* **What the exercise asks**
Copy the material below, replacing every "nginx.conf" with "server.conf" and leaving everything else unchanged.

begin Records

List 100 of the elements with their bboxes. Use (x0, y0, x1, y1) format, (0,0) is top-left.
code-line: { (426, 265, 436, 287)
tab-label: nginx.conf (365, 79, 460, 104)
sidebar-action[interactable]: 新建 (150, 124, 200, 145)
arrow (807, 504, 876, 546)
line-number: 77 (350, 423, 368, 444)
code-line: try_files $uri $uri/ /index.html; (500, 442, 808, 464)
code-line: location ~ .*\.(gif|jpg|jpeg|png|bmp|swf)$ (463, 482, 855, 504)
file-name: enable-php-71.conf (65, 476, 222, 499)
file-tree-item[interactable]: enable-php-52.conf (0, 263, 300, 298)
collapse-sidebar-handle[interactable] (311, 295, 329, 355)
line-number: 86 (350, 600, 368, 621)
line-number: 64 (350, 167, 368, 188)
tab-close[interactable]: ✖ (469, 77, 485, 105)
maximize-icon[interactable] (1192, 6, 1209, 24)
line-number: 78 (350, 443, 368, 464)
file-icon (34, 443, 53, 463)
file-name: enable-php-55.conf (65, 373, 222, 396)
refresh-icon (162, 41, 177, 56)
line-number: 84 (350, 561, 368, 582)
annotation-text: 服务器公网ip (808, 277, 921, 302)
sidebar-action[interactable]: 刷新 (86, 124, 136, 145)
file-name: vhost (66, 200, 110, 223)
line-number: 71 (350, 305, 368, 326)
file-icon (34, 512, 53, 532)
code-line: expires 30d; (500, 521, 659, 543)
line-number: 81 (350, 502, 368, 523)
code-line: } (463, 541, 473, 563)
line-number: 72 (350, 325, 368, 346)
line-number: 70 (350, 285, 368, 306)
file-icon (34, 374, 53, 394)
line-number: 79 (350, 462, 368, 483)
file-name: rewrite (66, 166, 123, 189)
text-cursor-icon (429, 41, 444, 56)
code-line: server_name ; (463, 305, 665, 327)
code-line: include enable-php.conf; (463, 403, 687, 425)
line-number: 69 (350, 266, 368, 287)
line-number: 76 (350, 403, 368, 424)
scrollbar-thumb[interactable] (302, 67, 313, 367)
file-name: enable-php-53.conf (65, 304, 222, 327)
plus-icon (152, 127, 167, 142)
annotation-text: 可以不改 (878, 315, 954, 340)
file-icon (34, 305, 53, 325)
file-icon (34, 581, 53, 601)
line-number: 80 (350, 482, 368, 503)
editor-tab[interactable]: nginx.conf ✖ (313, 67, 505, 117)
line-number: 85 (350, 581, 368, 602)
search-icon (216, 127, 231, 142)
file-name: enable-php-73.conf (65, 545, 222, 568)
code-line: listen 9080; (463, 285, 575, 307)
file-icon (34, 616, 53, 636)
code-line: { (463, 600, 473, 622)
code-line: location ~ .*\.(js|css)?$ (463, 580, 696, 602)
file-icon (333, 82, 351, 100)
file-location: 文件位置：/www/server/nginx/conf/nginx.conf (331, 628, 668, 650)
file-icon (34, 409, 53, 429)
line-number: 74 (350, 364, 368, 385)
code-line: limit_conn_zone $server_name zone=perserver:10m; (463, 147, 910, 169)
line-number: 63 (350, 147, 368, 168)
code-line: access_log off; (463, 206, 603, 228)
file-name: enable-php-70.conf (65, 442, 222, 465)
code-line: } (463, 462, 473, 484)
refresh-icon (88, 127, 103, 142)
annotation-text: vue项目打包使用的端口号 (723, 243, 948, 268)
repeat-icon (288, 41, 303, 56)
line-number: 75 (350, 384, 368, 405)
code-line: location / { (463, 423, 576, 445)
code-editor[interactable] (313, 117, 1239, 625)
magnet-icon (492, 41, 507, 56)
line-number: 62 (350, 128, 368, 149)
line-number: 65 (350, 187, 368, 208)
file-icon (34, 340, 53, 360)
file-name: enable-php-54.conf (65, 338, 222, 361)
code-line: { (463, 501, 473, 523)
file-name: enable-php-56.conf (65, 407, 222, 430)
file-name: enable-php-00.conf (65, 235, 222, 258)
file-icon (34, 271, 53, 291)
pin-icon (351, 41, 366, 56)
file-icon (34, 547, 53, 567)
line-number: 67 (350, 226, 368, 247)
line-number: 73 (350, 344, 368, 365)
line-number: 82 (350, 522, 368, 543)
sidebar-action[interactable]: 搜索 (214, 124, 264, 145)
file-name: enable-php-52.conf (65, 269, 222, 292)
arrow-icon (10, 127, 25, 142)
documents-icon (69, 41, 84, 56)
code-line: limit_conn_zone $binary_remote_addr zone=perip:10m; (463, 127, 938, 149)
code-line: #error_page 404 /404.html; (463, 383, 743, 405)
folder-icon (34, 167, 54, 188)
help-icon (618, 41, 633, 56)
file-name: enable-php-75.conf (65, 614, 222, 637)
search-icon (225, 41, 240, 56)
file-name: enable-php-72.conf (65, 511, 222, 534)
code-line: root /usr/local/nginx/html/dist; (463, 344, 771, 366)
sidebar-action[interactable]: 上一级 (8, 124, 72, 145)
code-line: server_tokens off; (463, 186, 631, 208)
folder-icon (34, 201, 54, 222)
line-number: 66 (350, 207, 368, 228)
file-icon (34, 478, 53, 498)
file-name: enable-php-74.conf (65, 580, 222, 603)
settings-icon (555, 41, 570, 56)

end Records

* **Complete answer**
List 100 of the elements with their bboxes. Use (x0, y0, x1, y1) format, (0,0) is top-left.
code-line: { (426, 265, 436, 287)
tab-label: server.conf (365, 79, 460, 104)
sidebar-action[interactable]: 新建 (150, 124, 200, 145)
arrow (807, 504, 876, 546)
line-number: 77 (350, 423, 368, 444)
code-line: try_files $uri $uri/ /index.html; (500, 442, 808, 464)
code-line: location ~ .*\.(gif|jpg|jpeg|png|bmp|swf)$ (463, 482, 855, 504)
file-name: enable-php-71.conf (65, 476, 222, 499)
file-tree-item[interactable]: enable-php-52.conf (0, 263, 300, 298)
collapse-sidebar-handle[interactable] (311, 295, 329, 355)
line-number: 86 (350, 600, 368, 621)
line-number: 64 (350, 167, 368, 188)
tab-close[interactable]: ✖ (469, 77, 485, 105)
maximize-icon[interactable] (1192, 6, 1209, 24)
line-number: 78 (350, 443, 368, 464)
file-icon (34, 443, 53, 463)
file-name: enable-php-55.conf (65, 373, 222, 396)
refresh-icon (162, 41, 177, 56)
line-number: 84 (350, 561, 368, 582)
annotation-text: 服务器公网ip (808, 277, 921, 302)
sidebar-action[interactable]: 刷新 (86, 124, 136, 145)
file-name: vhost (66, 200, 110, 223)
line-number: 71 (350, 305, 368, 326)
file-icon (34, 512, 53, 532)
code-line: expires 30d; (500, 521, 659, 543)
line-number: 81 (350, 502, 368, 523)
code-line: } (463, 541, 473, 563)
line-number: 72 (350, 325, 368, 346)
line-number: 70 (350, 285, 368, 306)
file-icon (34, 374, 53, 394)
line-number: 79 (350, 462, 368, 483)
file-name: rewrite (66, 166, 123, 189)
text-cursor-icon (429, 41, 444, 56)
code-line: server_name ; (463, 305, 665, 327)
code-line: include enable-php.conf; (463, 403, 687, 425)
line-number: 69 (350, 266, 368, 287)
line-number: 76 (350, 403, 368, 424)
scrollbar-thumb[interactable] (302, 67, 313, 367)
file-name: enable-php-53.conf (65, 304, 222, 327)
plus-icon (152, 127, 167, 142)
annotation-text: 可以不改 (878, 315, 954, 340)
file-icon (34, 305, 53, 325)
file-icon (34, 581, 53, 601)
line-number: 80 (350, 482, 368, 503)
editor-tab[interactable]: server.conf ✖ (313, 67, 505, 117)
line-number: 85 (350, 581, 368, 602)
search-icon (216, 127, 231, 142)
file-name: enable-php-73.conf (65, 545, 222, 568)
code-line: listen 9080; (463, 285, 575, 307)
file-icon (34, 616, 53, 636)
code-line: { (463, 600, 473, 622)
code-line: location ~ .*\.(js|css)?$ (463, 580, 696, 602)
file-icon (333, 82, 351, 100)
file-location: 文件位置：/www/server/nginx/conf/server.conf (331, 628, 668, 650)
file-icon (34, 409, 53, 429)
line-number: 74 (350, 364, 368, 385)
code-line: limit_conn_zone $server_name zone=perserver:10m; (463, 147, 910, 169)
line-number: 63 (350, 147, 368, 168)
code-line: access_log off; (463, 206, 603, 228)
file-name: enable-php-70.conf (65, 442, 222, 465)
code-line: } (463, 462, 473, 484)
refresh-icon (88, 127, 103, 142)
annotation-text: vue项目打包使用的端口号 (723, 243, 948, 268)
repeat-icon (288, 41, 303, 56)
line-number: 75 (350, 384, 368, 405)
code-line: location / { (463, 423, 576, 445)
code-editor[interactable] (313, 117, 1239, 625)
magnet-icon (492, 41, 507, 56)
line-number: 62 (350, 128, 368, 149)
line-number: 65 (350, 187, 368, 208)
file-icon (34, 340, 53, 360)
file-name: enable-php-54.conf (65, 338, 222, 361)
code-line: { (463, 501, 473, 523)
file-name: enable-php-56.conf (65, 407, 222, 430)
file-name: enable-php-00.conf (65, 235, 222, 258)
file-icon (34, 271, 53, 291)
pin-icon (351, 41, 366, 56)
file-icon (34, 547, 53, 567)
line-number: 67 (350, 226, 368, 247)
line-number: 73 (350, 344, 368, 365)
line-number: 82 (350, 522, 368, 543)
sidebar-action[interactable]: 搜索 (214, 124, 264, 145)
file-name: enable-php-52.conf (65, 269, 222, 292)
arrow-icon (10, 127, 25, 142)
documents-icon (69, 41, 84, 56)
code-line: limit_conn_zone $binary_remote_addr zone=perip:10m; (463, 127, 938, 149)
code-line: #error_page 404 /404.html; (463, 383, 743, 405)
folder-icon (34, 167, 54, 188)
help-icon (618, 41, 633, 56)
file-name: enable-php-75.conf (65, 614, 222, 637)
search-icon (225, 41, 240, 56)
file-name: enable-php-72.conf (65, 511, 222, 534)
code-line: root /usr/local/nginx/html/dist; (463, 344, 771, 366)
sidebar-action[interactable]: 上一级 (8, 124, 72, 145)
code-line: server_tokens off; (463, 186, 631, 208)
folder-icon (34, 201, 54, 222)
line-number: 66 (350, 207, 368, 228)
file-icon (34, 478, 53, 498)
file-name: enable-php-74.conf (65, 580, 222, 603)
settings-icon (555, 41, 570, 56)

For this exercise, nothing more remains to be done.